◆ Work instructions
Copy everything from the line containing "subsection-heading: Connection Status" down to the line containing "Appendix B xyxy=(289,490,603,514)", with both of those lines included.

Spatial layout data
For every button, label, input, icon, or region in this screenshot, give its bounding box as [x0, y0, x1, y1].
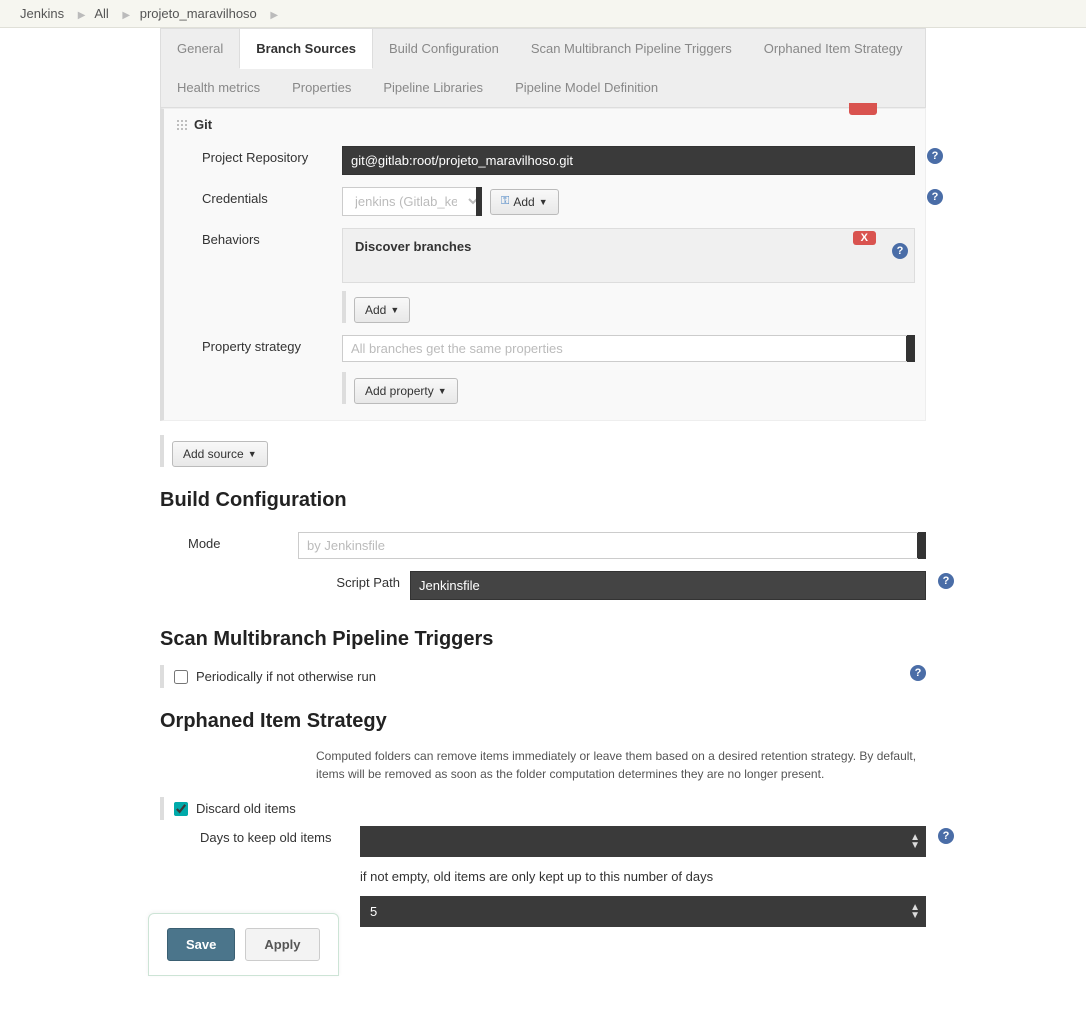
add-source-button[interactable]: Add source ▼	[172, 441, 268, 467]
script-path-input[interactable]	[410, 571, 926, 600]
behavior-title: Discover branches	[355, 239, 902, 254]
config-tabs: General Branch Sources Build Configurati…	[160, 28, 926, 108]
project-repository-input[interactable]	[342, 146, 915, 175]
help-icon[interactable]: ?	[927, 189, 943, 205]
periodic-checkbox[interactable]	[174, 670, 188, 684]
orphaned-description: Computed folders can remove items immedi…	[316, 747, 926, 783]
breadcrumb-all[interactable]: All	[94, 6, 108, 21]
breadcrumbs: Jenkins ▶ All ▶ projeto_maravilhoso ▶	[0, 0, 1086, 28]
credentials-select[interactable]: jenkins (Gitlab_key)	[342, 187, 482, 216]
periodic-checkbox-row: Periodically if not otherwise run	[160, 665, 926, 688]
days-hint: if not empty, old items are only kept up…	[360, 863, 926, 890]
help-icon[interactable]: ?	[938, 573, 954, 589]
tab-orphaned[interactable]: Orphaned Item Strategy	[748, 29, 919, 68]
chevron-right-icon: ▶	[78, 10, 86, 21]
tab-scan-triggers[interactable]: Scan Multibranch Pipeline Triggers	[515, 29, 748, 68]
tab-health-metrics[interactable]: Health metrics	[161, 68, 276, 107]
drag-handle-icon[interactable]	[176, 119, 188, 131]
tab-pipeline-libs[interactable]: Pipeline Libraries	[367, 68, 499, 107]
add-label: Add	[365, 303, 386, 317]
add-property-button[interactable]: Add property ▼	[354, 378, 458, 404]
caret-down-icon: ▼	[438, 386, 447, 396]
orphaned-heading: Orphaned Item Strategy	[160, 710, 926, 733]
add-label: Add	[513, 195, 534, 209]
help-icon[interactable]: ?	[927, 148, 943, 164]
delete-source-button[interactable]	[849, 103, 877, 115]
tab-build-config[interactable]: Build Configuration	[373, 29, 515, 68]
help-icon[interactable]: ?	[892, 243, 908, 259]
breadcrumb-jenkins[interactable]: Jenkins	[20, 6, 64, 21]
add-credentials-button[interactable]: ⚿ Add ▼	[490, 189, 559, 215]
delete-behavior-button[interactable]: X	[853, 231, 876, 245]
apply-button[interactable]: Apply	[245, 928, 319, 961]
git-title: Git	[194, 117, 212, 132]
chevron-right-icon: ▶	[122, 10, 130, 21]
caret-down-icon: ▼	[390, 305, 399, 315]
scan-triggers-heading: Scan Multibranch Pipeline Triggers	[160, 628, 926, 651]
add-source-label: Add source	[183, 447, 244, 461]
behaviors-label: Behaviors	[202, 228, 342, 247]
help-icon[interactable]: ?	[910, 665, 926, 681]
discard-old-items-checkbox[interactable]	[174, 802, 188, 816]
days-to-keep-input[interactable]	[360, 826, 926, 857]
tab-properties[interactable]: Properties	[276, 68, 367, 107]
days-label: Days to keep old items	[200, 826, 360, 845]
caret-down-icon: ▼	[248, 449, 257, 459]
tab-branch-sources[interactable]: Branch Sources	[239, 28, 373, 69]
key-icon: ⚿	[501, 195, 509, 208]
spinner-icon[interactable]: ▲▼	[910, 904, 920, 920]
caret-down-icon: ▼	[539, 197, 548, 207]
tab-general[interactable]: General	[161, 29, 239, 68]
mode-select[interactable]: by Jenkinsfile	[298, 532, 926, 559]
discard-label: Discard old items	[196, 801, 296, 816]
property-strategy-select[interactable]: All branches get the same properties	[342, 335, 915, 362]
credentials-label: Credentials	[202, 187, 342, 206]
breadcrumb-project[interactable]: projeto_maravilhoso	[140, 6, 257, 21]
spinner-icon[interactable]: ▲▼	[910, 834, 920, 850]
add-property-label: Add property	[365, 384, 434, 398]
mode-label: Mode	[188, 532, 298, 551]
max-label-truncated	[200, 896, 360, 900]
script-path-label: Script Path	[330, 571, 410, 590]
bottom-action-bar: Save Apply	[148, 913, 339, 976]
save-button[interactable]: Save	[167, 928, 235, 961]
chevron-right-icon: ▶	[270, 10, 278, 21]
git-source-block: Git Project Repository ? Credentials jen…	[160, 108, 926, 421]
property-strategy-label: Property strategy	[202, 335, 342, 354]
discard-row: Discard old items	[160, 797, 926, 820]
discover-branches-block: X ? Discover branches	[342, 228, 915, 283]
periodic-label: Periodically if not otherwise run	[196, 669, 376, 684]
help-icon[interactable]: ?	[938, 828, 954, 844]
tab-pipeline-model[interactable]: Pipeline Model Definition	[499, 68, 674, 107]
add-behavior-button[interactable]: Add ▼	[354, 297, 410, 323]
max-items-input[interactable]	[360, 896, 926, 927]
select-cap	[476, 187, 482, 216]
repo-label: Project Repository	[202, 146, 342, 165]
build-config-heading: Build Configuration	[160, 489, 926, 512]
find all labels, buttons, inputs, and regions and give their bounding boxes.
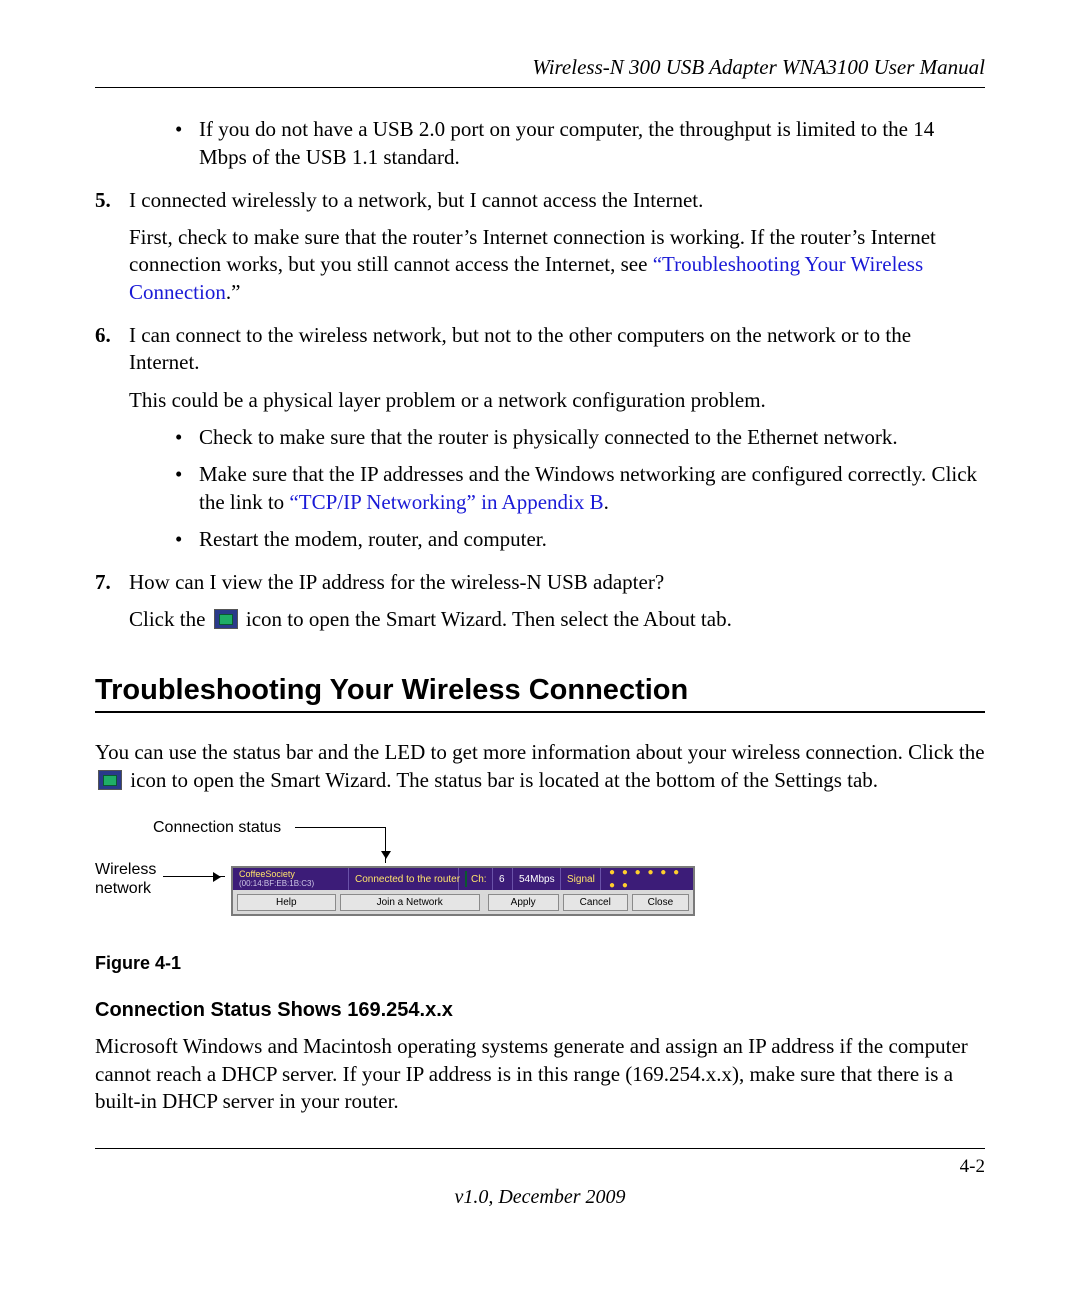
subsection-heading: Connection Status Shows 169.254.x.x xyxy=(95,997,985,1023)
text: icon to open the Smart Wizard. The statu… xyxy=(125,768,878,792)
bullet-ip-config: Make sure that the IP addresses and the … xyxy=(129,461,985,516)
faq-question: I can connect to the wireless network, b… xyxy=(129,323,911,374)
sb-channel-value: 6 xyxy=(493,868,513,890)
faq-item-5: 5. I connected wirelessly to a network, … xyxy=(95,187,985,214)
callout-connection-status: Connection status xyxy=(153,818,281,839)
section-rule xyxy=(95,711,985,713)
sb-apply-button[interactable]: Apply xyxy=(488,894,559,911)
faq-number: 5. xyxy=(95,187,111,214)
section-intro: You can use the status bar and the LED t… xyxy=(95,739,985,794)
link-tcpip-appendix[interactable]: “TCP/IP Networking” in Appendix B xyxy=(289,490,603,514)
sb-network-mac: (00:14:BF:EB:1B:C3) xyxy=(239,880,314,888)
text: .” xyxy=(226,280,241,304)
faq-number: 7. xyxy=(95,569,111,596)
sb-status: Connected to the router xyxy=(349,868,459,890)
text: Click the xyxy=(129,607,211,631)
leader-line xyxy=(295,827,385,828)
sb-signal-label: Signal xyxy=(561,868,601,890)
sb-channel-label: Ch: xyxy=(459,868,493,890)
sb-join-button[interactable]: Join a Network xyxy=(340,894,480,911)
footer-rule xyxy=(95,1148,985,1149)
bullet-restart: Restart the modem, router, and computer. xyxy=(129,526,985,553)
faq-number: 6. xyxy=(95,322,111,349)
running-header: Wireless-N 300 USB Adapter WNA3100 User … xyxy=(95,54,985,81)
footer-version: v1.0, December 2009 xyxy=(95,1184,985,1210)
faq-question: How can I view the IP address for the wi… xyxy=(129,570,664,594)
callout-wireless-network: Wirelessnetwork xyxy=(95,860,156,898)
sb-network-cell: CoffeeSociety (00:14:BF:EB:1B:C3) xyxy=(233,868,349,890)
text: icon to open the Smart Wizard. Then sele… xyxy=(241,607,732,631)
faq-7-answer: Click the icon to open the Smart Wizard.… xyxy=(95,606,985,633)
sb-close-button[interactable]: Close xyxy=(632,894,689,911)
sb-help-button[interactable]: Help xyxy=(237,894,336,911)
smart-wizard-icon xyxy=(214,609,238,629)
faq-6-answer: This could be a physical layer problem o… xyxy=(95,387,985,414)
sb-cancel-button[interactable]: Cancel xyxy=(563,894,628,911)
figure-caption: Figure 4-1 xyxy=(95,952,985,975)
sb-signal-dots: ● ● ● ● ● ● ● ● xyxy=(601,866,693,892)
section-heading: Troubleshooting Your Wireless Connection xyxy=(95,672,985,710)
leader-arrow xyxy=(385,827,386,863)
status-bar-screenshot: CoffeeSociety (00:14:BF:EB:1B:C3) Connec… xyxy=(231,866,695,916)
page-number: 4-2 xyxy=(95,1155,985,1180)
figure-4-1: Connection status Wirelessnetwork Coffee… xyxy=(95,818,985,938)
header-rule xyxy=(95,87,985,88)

◆ Full solution
subsection-heading: Connection Status Shows 169.254.x.x xyxy=(95,997,985,1023)
text: icon to open the Smart Wizard. The statu… xyxy=(125,768,878,792)
bullet-ip-config: Make sure that the IP addresses and the … xyxy=(129,461,985,516)
faq-question: I can connect to the wireless network, b… xyxy=(129,323,911,374)
sb-channel-value: 6 xyxy=(493,868,513,890)
faq-item-5: 5. I connected wirelessly to a network, … xyxy=(95,187,985,214)
callout-connection-status: Connection status xyxy=(153,818,281,839)
section-rule xyxy=(95,711,985,713)
sb-apply-button[interactable]: Apply xyxy=(488,894,559,911)
faq-number: 5. xyxy=(95,187,111,214)
section-intro: You can use the status bar and the LED t… xyxy=(95,739,985,794)
link-tcpip-appendix[interactable]: “TCP/IP Networking” in Appendix B xyxy=(289,490,603,514)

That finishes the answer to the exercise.